Brief:
Without including any pictures, copy each entry below exactly.

Stored records
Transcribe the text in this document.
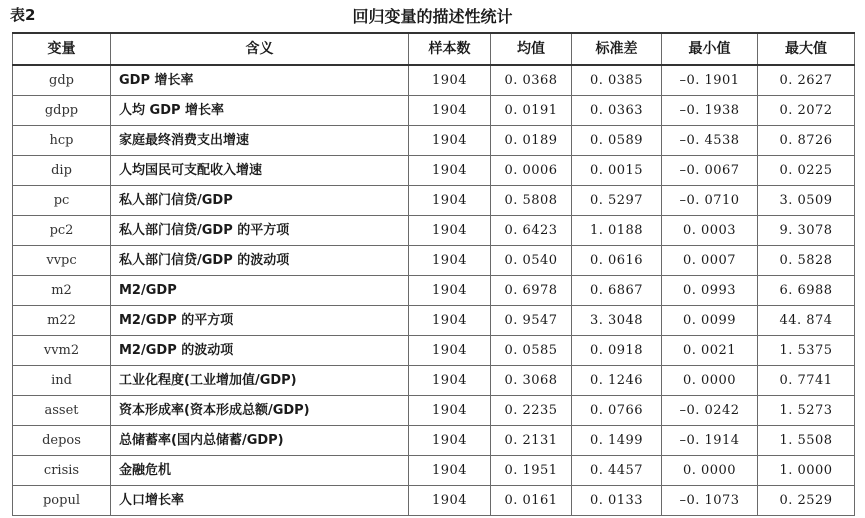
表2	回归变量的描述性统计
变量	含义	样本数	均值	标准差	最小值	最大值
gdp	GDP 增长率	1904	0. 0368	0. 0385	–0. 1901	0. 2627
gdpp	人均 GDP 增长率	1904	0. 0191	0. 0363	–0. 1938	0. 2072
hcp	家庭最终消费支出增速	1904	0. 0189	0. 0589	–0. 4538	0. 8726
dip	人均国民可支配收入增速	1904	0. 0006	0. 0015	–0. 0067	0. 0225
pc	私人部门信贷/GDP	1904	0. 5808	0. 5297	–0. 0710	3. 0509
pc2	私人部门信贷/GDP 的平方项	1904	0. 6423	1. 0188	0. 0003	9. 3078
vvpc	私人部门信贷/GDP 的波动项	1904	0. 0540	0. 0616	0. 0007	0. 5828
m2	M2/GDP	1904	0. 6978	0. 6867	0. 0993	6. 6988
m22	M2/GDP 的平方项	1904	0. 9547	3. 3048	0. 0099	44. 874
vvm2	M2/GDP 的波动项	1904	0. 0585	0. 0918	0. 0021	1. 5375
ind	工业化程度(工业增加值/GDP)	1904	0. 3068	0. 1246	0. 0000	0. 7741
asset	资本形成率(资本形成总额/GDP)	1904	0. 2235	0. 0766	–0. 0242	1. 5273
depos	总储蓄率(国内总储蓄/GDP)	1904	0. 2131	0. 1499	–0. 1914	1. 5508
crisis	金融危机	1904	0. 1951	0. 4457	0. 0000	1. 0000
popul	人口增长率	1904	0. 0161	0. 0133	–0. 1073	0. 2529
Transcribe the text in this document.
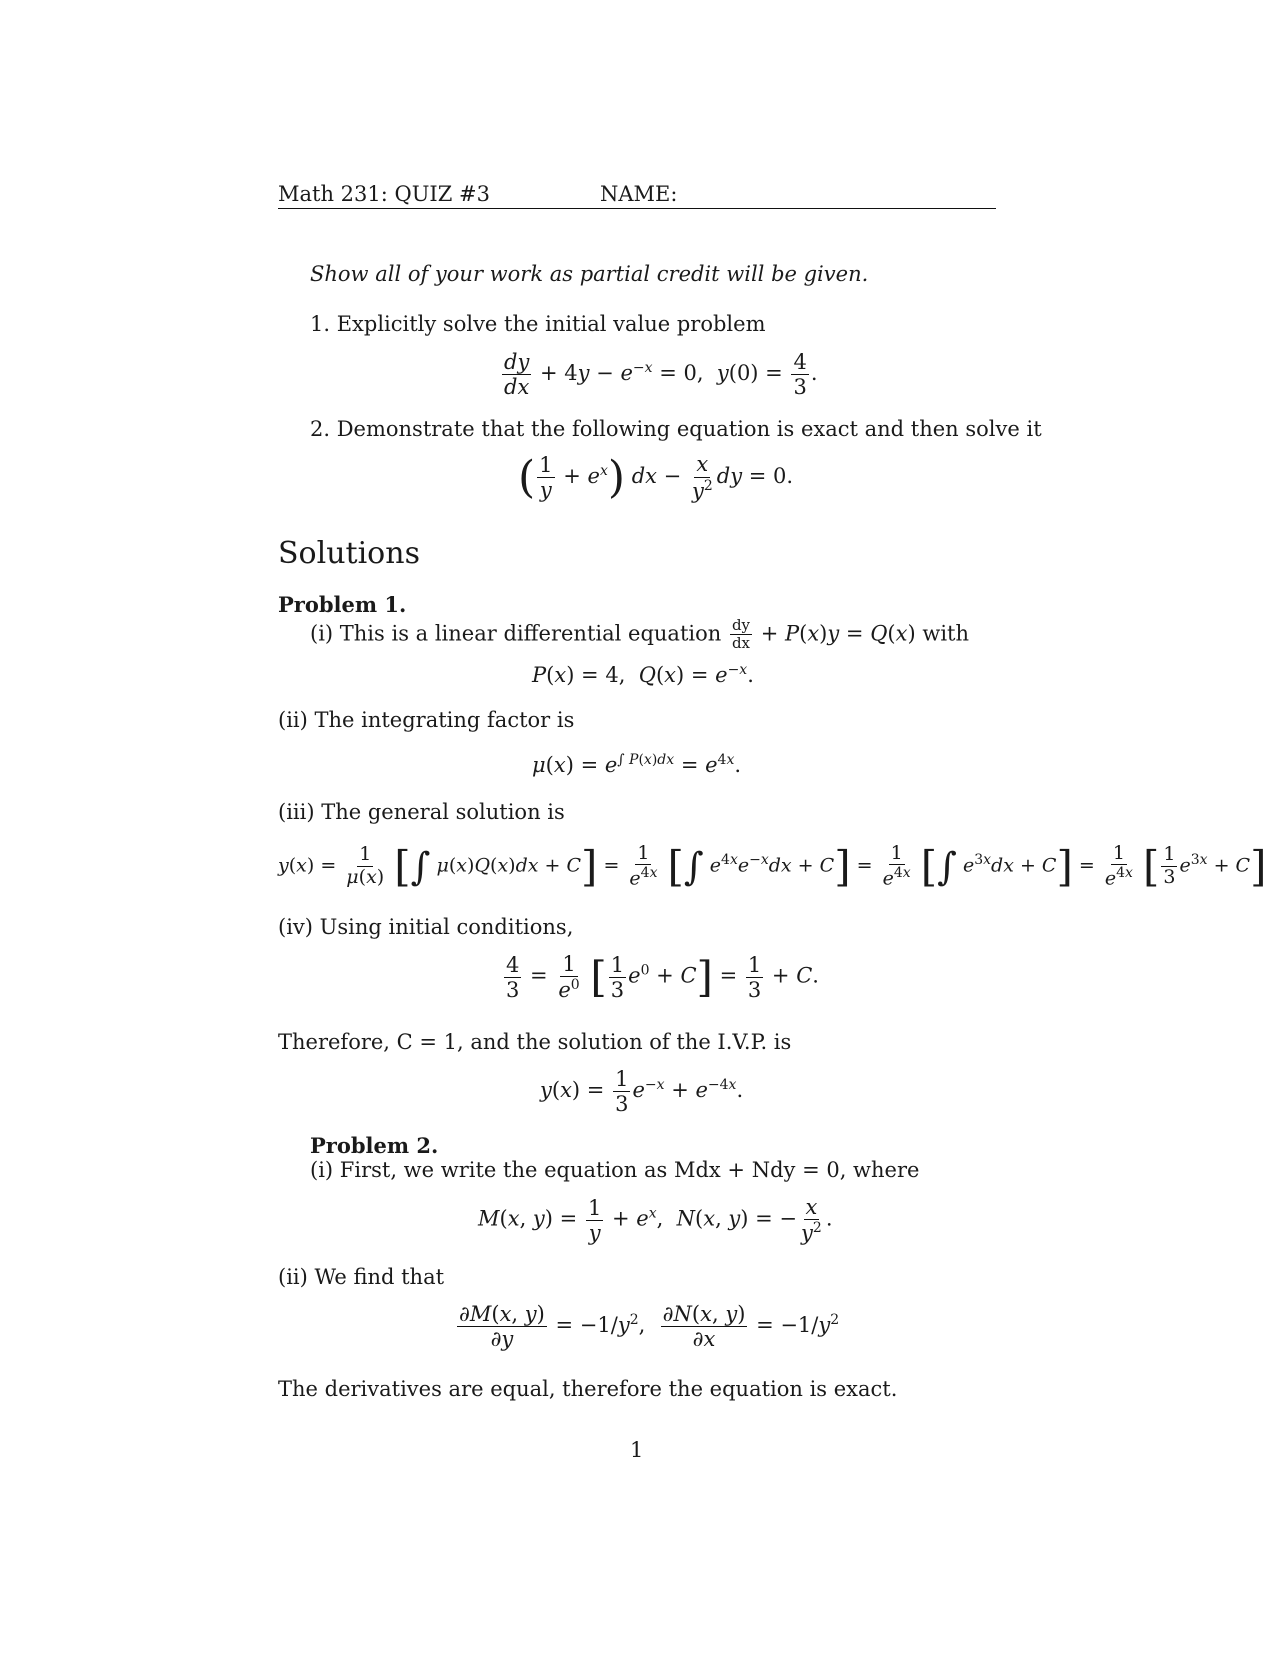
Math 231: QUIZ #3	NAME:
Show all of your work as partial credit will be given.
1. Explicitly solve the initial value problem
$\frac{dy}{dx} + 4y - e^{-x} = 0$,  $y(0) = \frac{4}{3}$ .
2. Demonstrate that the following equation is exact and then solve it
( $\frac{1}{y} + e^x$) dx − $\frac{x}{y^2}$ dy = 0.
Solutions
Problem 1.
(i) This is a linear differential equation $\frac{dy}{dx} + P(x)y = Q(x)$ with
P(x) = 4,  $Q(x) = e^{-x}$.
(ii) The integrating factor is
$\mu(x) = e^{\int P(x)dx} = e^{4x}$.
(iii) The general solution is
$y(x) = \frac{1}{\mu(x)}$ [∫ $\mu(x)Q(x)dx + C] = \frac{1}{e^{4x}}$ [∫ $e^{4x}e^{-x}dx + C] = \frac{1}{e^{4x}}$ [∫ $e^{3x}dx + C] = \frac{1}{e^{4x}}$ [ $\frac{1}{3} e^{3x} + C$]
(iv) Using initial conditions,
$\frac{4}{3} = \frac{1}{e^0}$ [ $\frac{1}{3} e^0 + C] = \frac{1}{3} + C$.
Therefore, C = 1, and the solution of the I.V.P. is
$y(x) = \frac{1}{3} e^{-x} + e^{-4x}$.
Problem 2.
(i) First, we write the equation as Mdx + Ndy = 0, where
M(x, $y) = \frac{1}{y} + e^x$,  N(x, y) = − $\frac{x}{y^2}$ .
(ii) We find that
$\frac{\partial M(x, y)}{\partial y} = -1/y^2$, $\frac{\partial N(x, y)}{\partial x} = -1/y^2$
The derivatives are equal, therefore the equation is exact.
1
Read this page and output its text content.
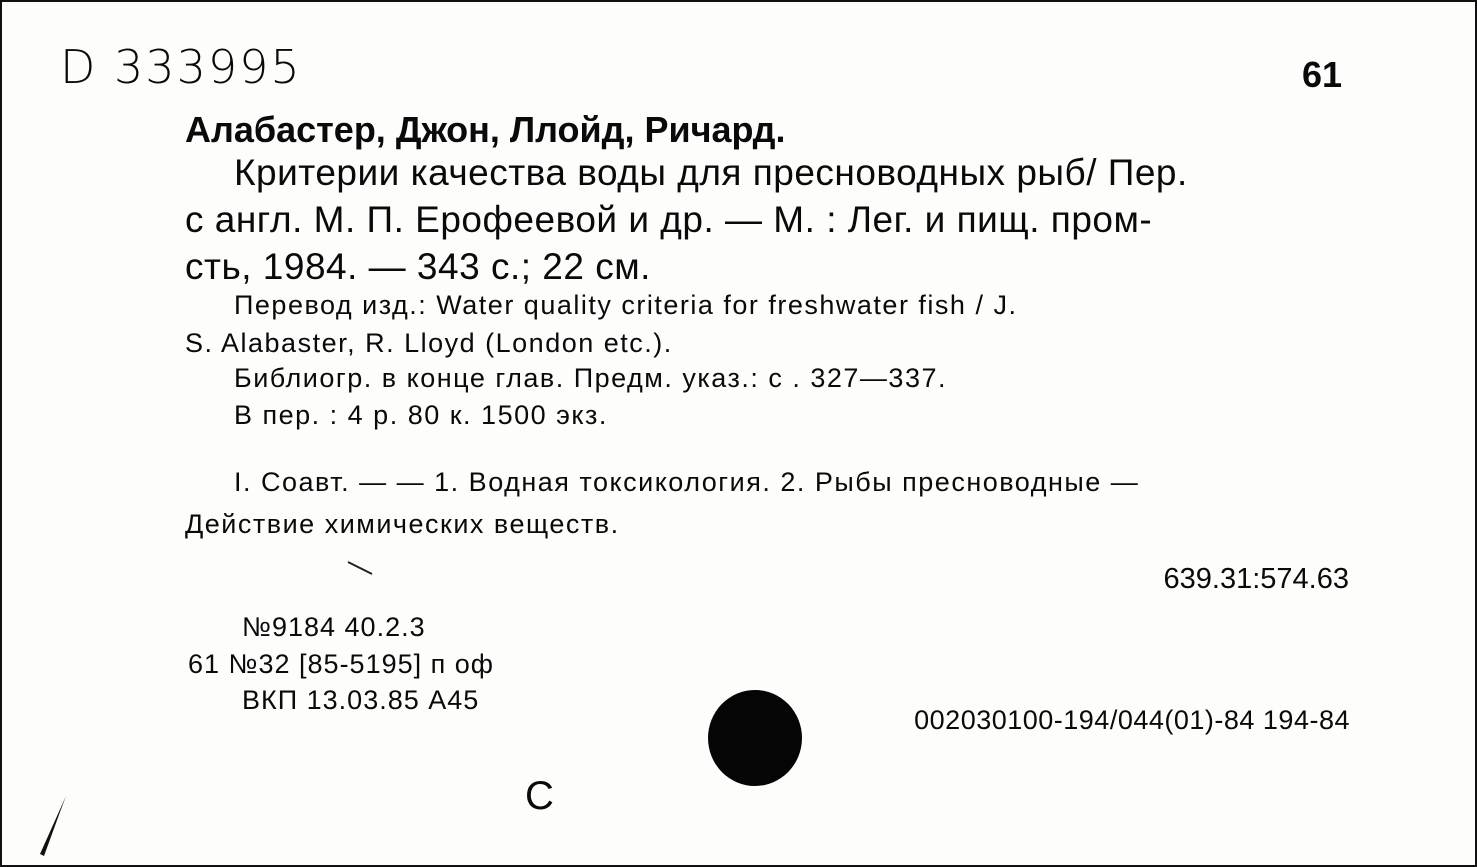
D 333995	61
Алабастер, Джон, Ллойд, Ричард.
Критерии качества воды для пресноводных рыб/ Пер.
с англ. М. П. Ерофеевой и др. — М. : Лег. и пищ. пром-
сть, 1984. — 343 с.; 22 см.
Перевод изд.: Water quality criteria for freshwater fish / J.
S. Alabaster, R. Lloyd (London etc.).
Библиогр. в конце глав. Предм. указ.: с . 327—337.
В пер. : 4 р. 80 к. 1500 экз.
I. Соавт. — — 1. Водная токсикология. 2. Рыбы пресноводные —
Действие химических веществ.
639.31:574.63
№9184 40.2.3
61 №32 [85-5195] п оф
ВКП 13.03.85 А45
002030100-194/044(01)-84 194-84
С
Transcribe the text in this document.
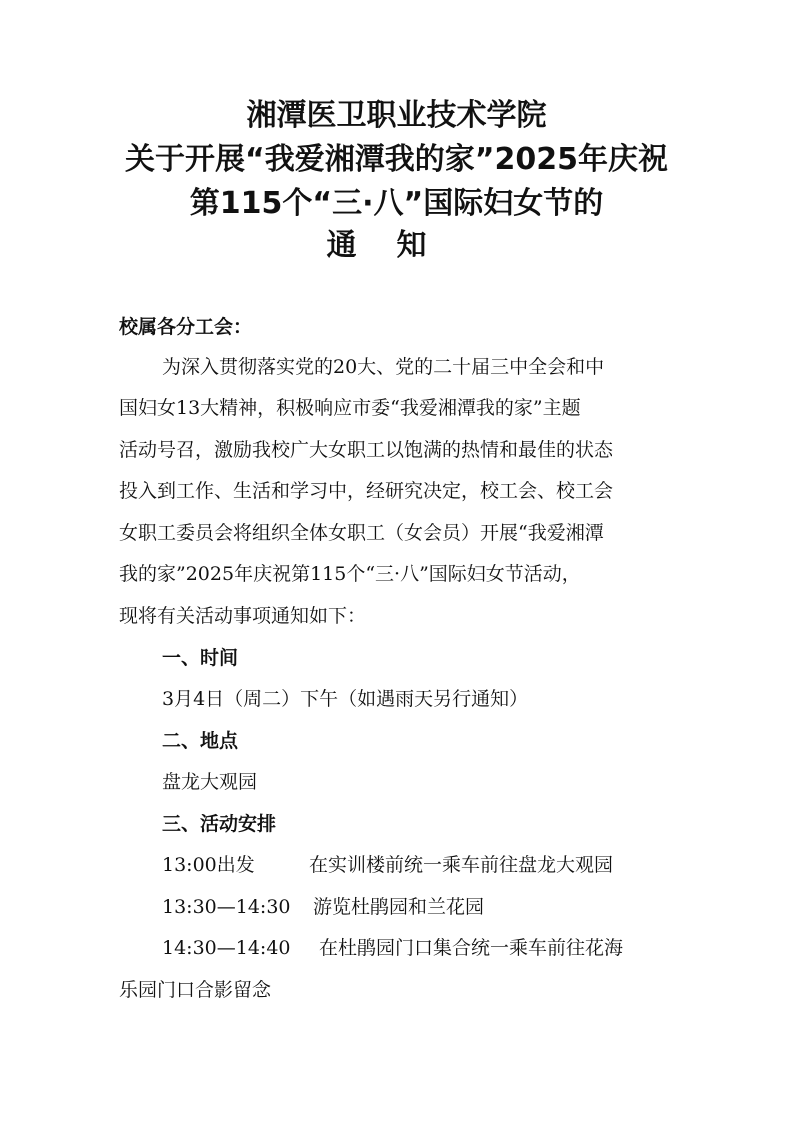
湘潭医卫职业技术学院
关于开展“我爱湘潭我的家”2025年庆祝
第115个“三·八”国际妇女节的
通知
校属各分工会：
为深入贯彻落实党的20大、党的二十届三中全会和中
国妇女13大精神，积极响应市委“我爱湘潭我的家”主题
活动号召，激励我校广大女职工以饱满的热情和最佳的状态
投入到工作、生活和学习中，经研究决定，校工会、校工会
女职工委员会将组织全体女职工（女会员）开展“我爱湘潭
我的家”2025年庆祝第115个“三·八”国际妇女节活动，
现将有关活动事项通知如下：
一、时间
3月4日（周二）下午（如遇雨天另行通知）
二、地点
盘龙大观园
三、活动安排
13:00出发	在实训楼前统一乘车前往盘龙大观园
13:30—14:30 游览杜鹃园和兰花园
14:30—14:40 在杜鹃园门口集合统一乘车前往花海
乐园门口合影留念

Result of the task:
Transcribe the text in this document.
表2	回归变量的描述性统计
变量	含义	样本数	均值	标准差	最小值	最大值
gdp	GDP 增长率	1904	0. 0368	0. 0385	–0. 1901	0. 2627
gdpp	人均 GDP 增长率	1904	0. 0191	0. 0363	–0. 1938	0. 2072
hcp	家庭最终消费支出增速	1904	0. 0189	0. 0589	–0. 4538	0. 8726
dip	人均国民可支配收入增速	1904	0. 0006	0. 0015	–0. 0067	0. 0225
pc	私人部门信贷/GDP	1904	0. 5808	0. 5297	–0. 0710	3. 0509
pc2	私人部门信贷/GDP 的平方项	1904	0. 6423	1. 0188	0. 0003	9. 3078
vvpc	私人部门信贷/GDP 的波动项	1904	0. 0540	0. 0616	0. 0007	0. 5828
m2	M2/GDP	1904	0. 6978	0. 6867	0. 0993	6. 6988
m22	M2/GDP 的平方项	1904	0. 9547	3. 3048	0. 0099	44. 874
vvm2	M2/GDP 的波动项	1904	0. 0585	0. 0918	0. 0021	1. 5375
ind	工业化程度(工业增加值/GDP)	1904	0. 3068	0. 1246	0. 0000	0. 7741
asset	资本形成率(资本形成总额/GDP)	1904	0. 2235	0. 0766	–0. 0242	1. 5273
depos	总储蓄率(国内总储蓄/GDP)	1904	0. 2131	0. 1499	–0. 1914	1. 5508
crisis	金融危机	1904	0. 1951	0. 4457	0. 0000	1. 0000
popul	人口增长率	1904	0. 0161	0. 0133	–0. 1073	0. 2529
Transcribe the text in this document.
Math 231: QUIZ #3	NAME:
Show all of your work as partial credit will be given.
1. Explicitly solve the initial value problem
$\frac{dy}{dx} + 4y - e^{-x} = 0$,  $y(0) = \frac{4}{3}$ .
2. Demonstrate that the following equation is exact and then solve it
( $\frac{1}{y} + e^x$) dx − $\frac{x}{y^2}$ dy = 0.
Solutions
Problem 1.
(i) This is a linear differential equation $\frac{dy}{dx} + P(x)y = Q(x)$ with
P(x) = 4,  $Q(x) = e^{-x}$.
(ii) The integrating factor is
$\mu(x) = e^{\int P(x)dx} = e^{4x}$.
(iii) The general solution is
$y(x) = \frac{1}{\mu(x)}$ [∫ $\mu(x)Q(x)dx + C] = \frac{1}{e^{4x}}$ [∫ $e^{4x}e^{-x}dx + C] = \frac{1}{e^{4x}}$ [∫ $e^{3x}dx + C] = \frac{1}{e^{4x}}$ [ $\frac{1}{3} e^{3x} + C$]
(iv) Using initial conditions,
$\frac{4}{3} = \frac{1}{e^0}$ [ $\frac{1}{3} e^0 + C] = \frac{1}{3} + C$.
Therefore, C = 1, and the solution of the I.V.P. is
$y(x) = \frac{1}{3} e^{-x} + e^{-4x}$.
Problem 2.
(i) First, we write the equation as Mdx + Ndy = 0, where
M(x, $y) = \frac{1}{y} + e^x$,  N(x, y) = − $\frac{x}{y^2}$ .
(ii) We find that
$\frac{\partial M(x, y)}{\partial y} = -1/y^2$, $\frac{\partial N(x, y)}{\partial x} = -1/y^2$
The derivatives are equal, therefore the equation is exact.
1
Read this page and output its text content.
D 333995	61
Алабастер, Джон, Ллойд, Ричард.
Критерии качества воды для пресноводных рыб/ Пер.
с англ. М. П. Ерофеевой и др. — М. : Лег. и пищ. пром-
сть, 1984. — 343 с.; 22 см.
Перевод изд.: Water quality criteria for freshwater fish / J.
S. Alabaster, R. Lloyd (London etc.).
Библиогр. в конце глав. Предм. указ.: с . 327—337.
В пер. : 4 р. 80 к. 1500 экз.
I. Соавт. — — 1. Водная токсикология. 2. Рыбы пресноводные —
Действие химических веществ.
639.31:574.63
№9184 40.2.3
61 №32 [85-5195] п оф
ВКП 13.03.85 А45
002030100-194/044(01)-84 194-84
С
Transcribe the text in this document.
湘潭医卫职业技术学院
关于开展“我爱湘潭我的家”2025年庆祝
第115个“三·八”国际妇女节的
通知
校属各分工会：
为深入贯彻落实党的20大、党的二十届三中全会和中
国妇女13大精神，积极响应市委“我爱湘潭我的家”主题
活动号召，激励我校广大女职工以饱满的热情和最佳的状态
投入到工作、生活和学习中，经研究决定，校工会、校工会
女职工委员会将组织全体女职工（女会员）开展“我爱湘潭
我的家”2025年庆祝第115个“三·八”国际妇女节活动，
现将有关活动事项通知如下：
一、时间
3月4日（周二）下午（如遇雨天另行通知）
二、地点
盘龙大观园
三、活动安排
13:00出发	在实训楼前统一乘车前往盘龙大观园
13:30—14:30 游览杜鹃园和兰花园
14:30—14:40 在杜鹃园门口集合统一乘车前往花海
乐园门口合影留念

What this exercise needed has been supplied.